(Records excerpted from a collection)
__________

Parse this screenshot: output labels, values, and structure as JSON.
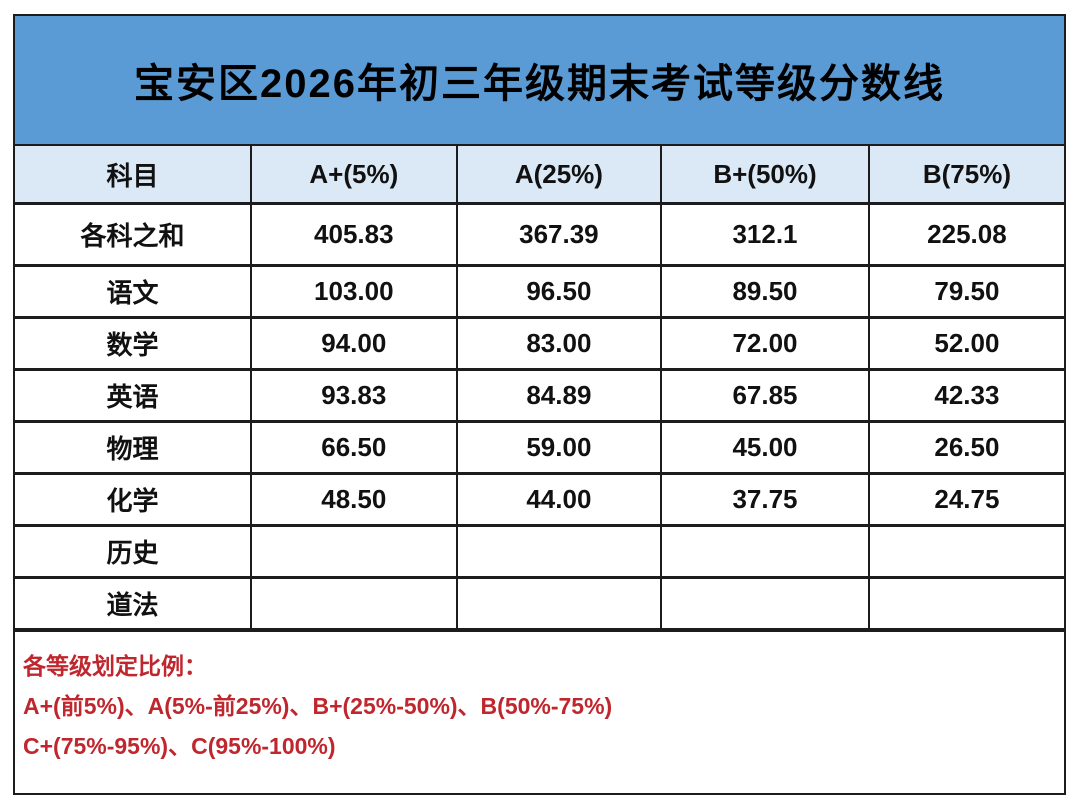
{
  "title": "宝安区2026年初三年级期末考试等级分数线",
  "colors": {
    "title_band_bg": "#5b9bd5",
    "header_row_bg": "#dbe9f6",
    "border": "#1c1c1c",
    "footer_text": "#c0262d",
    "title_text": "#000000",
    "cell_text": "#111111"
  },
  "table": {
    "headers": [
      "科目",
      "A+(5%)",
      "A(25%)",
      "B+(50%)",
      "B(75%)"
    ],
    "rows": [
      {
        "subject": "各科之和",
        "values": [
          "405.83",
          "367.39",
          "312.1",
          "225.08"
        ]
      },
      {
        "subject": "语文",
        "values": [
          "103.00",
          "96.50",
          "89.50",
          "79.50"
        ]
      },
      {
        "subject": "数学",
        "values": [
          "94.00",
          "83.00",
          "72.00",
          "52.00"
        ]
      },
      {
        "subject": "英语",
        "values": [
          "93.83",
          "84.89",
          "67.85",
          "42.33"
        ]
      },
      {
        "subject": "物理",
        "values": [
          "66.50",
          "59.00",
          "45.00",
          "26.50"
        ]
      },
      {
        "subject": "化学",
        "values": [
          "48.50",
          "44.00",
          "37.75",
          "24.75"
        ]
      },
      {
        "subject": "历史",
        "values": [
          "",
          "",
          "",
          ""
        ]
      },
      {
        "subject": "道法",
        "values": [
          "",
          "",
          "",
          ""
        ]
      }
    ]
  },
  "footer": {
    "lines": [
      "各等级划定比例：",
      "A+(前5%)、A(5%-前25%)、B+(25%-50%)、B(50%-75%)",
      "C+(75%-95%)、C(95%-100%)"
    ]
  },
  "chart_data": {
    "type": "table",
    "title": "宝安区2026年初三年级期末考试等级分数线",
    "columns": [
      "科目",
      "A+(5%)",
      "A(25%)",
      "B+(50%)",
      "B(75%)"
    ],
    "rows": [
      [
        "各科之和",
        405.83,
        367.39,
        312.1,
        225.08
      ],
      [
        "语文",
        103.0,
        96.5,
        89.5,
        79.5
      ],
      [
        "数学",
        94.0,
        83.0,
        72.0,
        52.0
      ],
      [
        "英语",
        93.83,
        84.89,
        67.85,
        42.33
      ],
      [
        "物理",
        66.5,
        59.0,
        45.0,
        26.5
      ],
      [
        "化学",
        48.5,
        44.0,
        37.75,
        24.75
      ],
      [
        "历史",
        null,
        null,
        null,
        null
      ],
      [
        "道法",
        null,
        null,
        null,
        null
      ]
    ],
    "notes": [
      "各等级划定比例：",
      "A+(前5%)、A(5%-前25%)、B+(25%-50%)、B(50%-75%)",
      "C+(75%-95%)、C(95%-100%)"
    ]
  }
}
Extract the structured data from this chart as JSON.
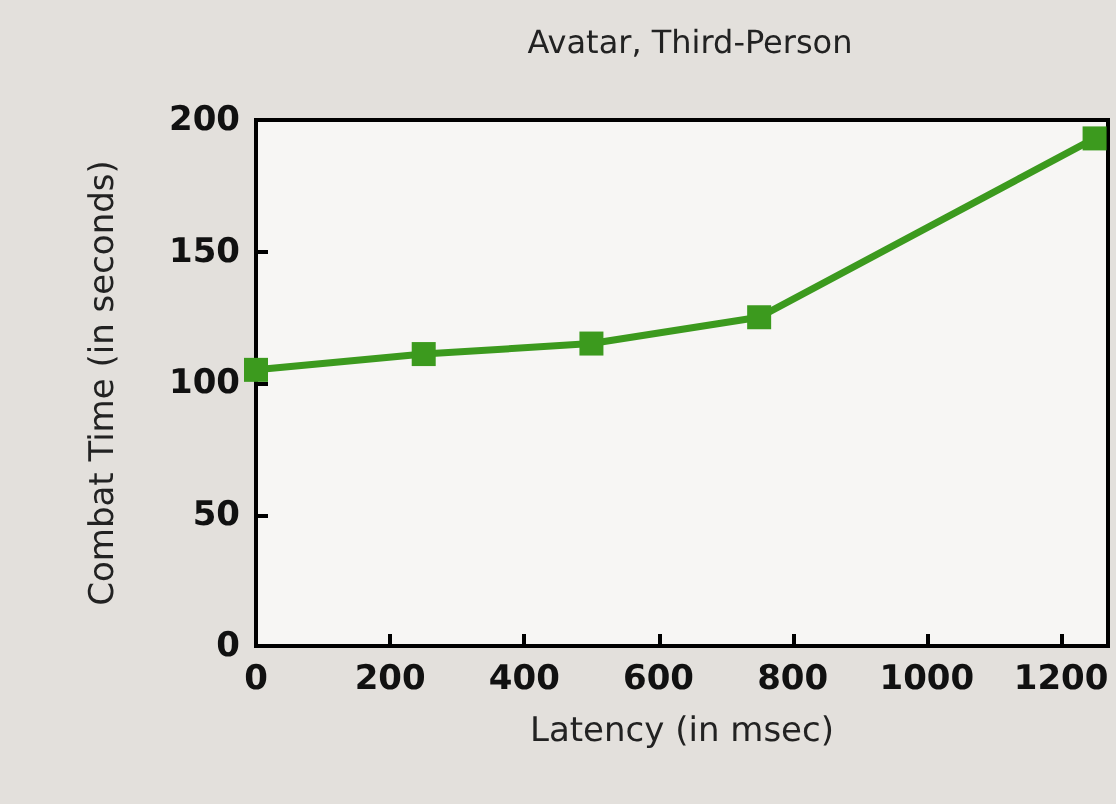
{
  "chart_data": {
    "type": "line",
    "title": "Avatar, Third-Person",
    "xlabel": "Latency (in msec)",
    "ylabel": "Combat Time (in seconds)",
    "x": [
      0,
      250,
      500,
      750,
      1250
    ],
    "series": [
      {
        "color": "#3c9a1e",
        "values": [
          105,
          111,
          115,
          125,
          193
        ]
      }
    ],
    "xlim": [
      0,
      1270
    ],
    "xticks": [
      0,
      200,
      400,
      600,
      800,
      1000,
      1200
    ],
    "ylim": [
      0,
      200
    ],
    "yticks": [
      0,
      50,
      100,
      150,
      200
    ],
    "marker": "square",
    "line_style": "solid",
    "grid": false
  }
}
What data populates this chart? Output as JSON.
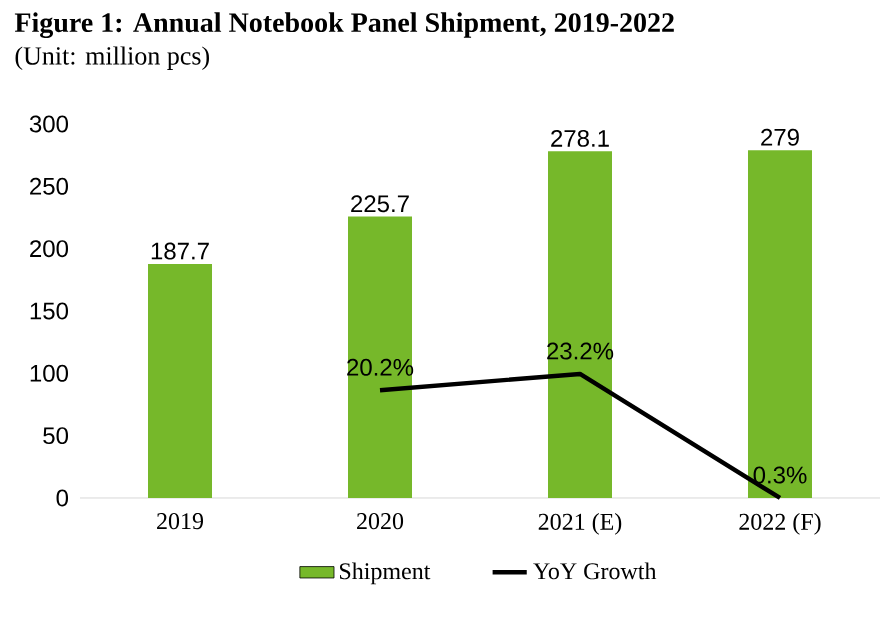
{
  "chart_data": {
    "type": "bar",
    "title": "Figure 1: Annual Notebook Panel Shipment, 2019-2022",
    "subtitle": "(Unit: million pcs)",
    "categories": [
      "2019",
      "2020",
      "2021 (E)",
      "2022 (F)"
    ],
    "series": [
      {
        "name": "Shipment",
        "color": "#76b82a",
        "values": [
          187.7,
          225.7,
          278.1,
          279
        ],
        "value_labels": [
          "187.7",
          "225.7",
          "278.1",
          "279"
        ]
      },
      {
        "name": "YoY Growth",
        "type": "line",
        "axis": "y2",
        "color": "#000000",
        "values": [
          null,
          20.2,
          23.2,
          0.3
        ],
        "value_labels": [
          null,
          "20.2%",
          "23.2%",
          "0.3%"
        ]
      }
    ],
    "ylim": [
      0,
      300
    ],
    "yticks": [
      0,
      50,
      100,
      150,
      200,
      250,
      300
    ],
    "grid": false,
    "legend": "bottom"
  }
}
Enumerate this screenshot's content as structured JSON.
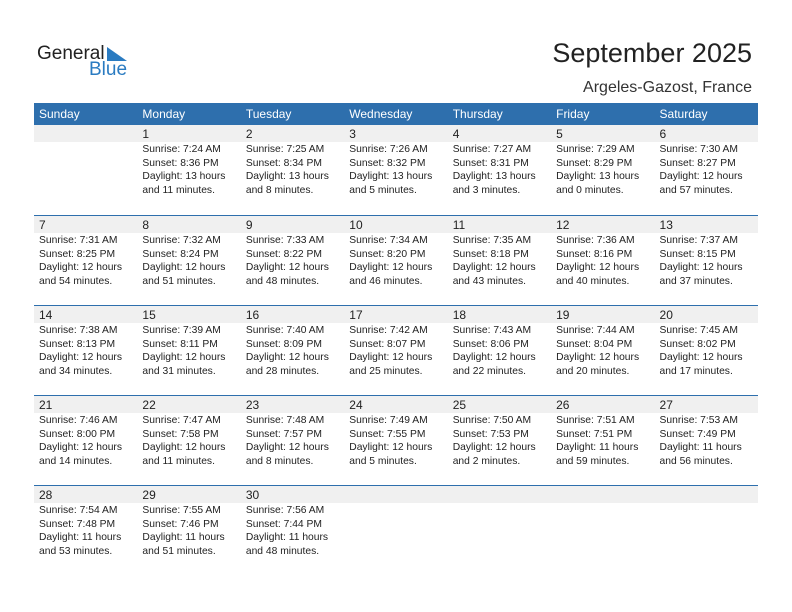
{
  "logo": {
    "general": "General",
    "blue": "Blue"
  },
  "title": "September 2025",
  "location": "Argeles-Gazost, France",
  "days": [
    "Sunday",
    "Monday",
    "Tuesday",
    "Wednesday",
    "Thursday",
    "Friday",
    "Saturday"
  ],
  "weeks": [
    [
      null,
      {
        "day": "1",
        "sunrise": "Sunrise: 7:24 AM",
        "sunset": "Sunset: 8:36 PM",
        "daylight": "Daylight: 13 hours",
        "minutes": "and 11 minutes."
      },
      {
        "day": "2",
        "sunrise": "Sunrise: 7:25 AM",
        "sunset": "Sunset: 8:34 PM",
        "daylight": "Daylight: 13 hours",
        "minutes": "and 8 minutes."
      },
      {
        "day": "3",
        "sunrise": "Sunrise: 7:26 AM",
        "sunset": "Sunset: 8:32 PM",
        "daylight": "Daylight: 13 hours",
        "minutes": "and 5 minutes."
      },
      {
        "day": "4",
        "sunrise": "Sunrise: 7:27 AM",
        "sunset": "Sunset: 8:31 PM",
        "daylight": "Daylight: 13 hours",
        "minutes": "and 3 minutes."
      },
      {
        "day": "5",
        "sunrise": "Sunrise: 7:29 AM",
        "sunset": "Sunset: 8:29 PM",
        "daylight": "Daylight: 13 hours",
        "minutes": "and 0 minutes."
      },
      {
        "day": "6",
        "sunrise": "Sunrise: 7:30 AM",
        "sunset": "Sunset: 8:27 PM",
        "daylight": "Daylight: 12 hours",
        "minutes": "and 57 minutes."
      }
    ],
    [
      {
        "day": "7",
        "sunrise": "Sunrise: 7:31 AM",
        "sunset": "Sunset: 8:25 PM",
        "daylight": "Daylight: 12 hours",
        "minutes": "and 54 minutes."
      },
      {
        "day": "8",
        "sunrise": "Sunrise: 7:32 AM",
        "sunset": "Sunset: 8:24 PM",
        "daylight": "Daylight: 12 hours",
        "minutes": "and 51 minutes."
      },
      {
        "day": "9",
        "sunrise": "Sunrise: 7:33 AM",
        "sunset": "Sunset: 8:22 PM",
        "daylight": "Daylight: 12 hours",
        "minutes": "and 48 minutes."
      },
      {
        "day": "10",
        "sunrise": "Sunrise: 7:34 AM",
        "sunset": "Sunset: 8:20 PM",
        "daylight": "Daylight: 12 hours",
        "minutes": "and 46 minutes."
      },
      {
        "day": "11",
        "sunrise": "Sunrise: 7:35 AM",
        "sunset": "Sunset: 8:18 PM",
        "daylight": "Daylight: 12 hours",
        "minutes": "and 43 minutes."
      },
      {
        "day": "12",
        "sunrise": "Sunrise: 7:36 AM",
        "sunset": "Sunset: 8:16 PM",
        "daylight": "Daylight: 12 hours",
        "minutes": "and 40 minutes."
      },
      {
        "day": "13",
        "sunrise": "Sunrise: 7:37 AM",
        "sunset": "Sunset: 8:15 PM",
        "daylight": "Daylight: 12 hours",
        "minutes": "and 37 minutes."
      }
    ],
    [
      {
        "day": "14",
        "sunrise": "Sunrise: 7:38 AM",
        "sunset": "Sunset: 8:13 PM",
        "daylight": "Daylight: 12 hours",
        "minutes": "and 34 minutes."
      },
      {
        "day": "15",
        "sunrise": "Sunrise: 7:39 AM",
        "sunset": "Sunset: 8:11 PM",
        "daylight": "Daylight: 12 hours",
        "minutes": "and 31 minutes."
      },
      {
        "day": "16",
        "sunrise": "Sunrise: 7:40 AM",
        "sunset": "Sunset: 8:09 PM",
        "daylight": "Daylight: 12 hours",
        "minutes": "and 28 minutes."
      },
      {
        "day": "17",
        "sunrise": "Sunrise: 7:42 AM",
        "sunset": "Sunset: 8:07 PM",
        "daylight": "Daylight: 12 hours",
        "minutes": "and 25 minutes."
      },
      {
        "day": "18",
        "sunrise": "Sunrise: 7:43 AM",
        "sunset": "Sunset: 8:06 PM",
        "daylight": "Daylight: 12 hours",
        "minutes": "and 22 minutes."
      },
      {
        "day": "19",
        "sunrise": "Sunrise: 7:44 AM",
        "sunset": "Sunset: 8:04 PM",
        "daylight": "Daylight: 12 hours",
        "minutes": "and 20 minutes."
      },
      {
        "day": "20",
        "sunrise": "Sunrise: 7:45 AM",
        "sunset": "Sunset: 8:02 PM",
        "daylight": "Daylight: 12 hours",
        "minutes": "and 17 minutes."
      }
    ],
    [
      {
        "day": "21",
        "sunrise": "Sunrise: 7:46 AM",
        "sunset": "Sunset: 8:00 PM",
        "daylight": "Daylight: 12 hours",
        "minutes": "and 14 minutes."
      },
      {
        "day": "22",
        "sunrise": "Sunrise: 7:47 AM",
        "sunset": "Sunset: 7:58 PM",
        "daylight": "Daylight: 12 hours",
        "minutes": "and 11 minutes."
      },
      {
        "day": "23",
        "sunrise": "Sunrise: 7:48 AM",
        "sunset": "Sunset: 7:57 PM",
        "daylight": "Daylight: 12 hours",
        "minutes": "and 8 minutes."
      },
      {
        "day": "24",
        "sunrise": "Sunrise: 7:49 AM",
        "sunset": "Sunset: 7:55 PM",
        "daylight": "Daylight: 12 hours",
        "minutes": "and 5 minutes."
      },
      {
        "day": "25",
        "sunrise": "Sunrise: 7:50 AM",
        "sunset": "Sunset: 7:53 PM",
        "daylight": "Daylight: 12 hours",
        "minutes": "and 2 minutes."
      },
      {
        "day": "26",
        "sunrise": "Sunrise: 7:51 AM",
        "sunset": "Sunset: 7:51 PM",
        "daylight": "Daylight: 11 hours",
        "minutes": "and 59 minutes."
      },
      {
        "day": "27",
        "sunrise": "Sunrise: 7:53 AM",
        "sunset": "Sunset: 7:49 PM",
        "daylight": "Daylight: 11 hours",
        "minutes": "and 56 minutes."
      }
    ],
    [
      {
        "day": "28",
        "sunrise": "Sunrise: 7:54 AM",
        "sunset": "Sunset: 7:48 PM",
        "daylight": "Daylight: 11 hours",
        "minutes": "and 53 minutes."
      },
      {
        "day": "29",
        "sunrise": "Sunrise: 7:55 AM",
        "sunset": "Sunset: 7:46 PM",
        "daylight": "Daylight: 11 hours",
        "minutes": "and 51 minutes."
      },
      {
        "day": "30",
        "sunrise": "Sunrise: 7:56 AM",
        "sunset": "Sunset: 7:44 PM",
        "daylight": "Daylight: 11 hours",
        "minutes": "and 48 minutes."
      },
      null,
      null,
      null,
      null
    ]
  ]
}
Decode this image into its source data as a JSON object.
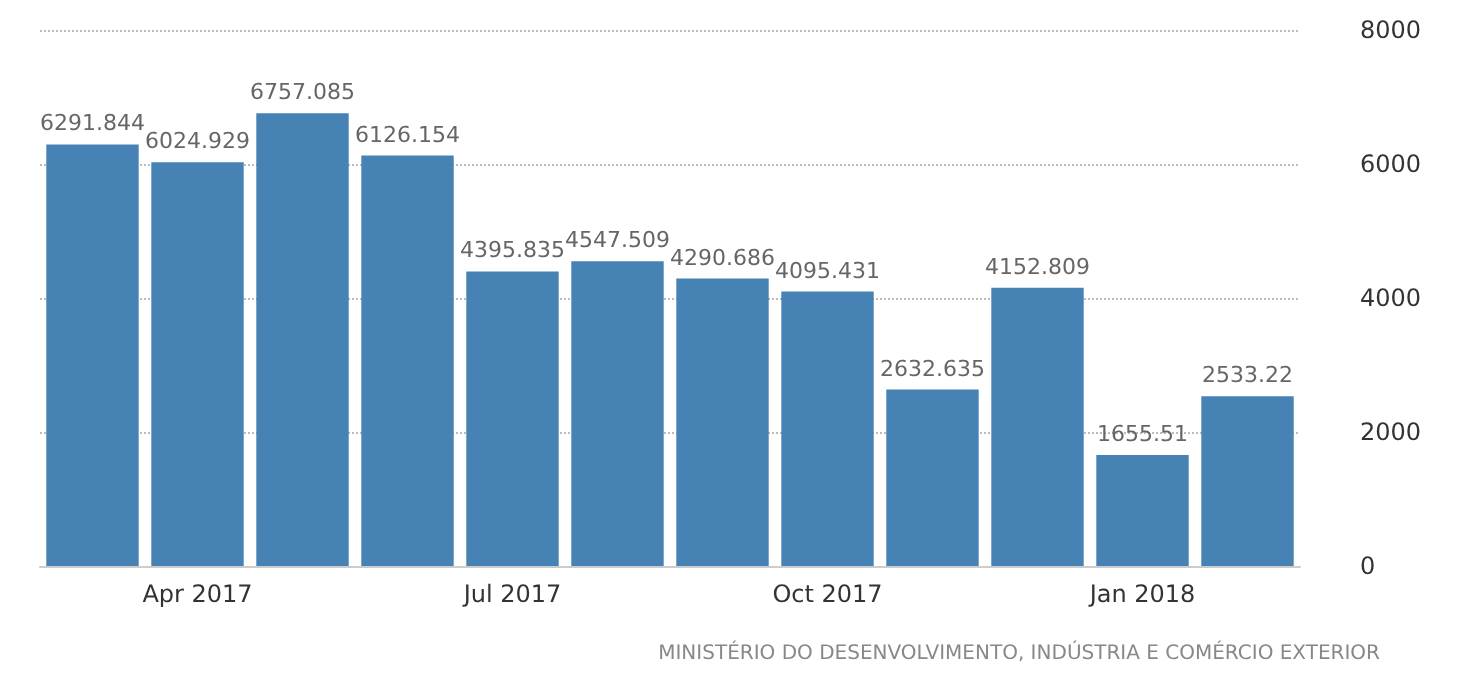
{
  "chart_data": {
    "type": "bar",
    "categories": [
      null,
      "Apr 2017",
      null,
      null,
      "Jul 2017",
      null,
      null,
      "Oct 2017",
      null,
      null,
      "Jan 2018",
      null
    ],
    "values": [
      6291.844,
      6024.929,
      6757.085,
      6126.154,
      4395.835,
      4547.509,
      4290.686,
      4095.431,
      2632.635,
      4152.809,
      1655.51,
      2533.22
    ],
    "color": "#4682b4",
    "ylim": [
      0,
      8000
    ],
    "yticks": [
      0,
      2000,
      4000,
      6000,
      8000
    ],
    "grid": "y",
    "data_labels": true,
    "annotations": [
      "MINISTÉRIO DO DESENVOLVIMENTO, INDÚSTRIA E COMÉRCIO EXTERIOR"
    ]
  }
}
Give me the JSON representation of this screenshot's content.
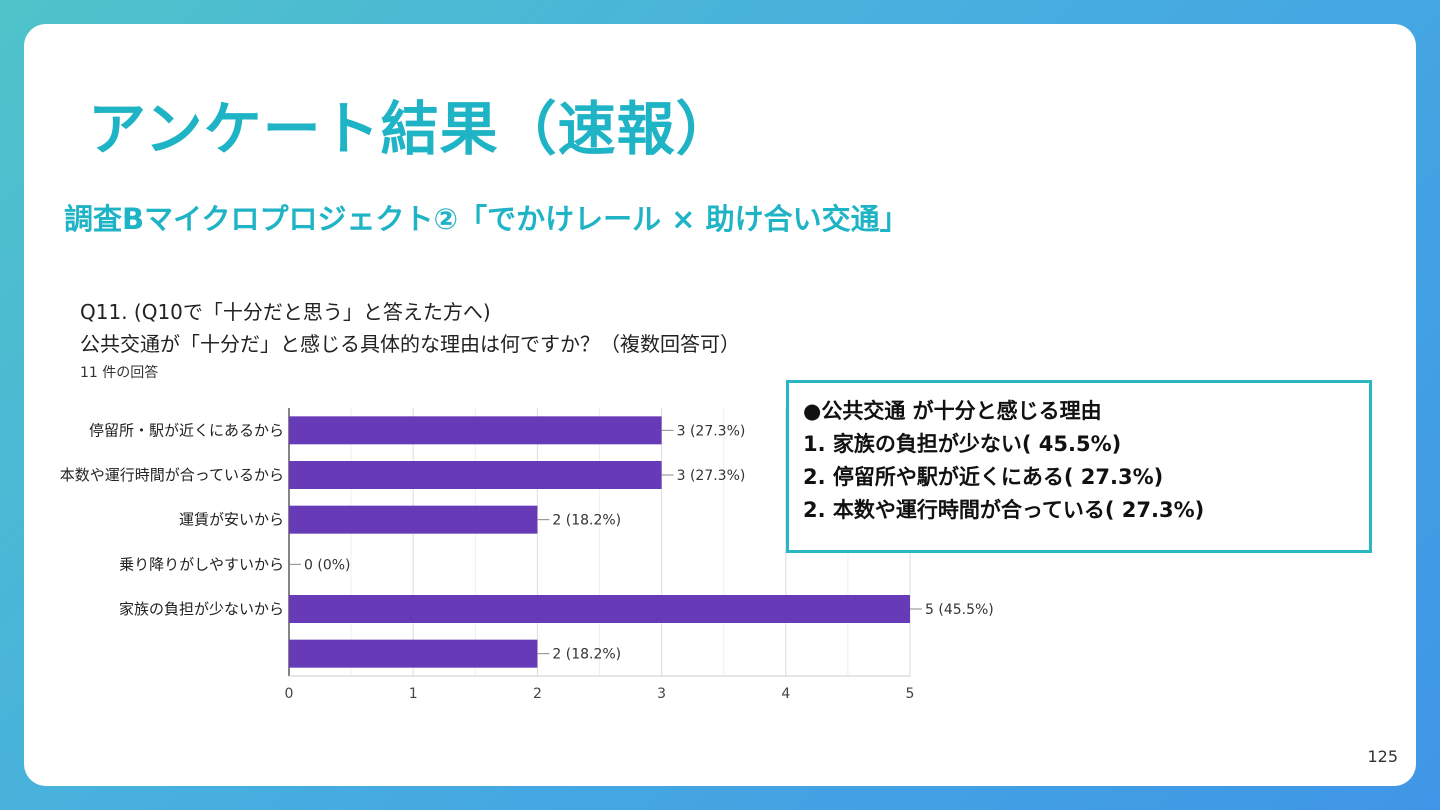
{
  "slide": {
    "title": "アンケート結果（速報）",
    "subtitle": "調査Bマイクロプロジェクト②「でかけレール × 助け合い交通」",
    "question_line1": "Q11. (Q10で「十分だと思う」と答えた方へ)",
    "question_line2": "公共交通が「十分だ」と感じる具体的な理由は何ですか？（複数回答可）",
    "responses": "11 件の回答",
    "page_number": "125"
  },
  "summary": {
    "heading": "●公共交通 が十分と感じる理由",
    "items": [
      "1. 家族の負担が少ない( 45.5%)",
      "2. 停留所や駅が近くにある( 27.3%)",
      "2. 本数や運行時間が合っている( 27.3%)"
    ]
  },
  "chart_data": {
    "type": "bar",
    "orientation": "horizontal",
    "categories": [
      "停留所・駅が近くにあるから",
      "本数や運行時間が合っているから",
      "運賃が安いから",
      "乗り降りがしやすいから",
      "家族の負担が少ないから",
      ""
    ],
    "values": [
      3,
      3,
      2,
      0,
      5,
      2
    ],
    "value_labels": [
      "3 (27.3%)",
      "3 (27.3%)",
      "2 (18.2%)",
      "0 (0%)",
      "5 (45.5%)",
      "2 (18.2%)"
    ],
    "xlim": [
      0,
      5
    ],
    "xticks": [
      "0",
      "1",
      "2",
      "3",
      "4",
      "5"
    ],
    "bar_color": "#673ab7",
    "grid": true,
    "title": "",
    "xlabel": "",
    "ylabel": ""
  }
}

__________

### EXERCISE REQUIREMENTS
Gather up, from the records above, each line where the word "ylabel" appears.

### WORKED ANSWER
    "ylabel": "Combat Time (in seconds)",
    "ylabel": ""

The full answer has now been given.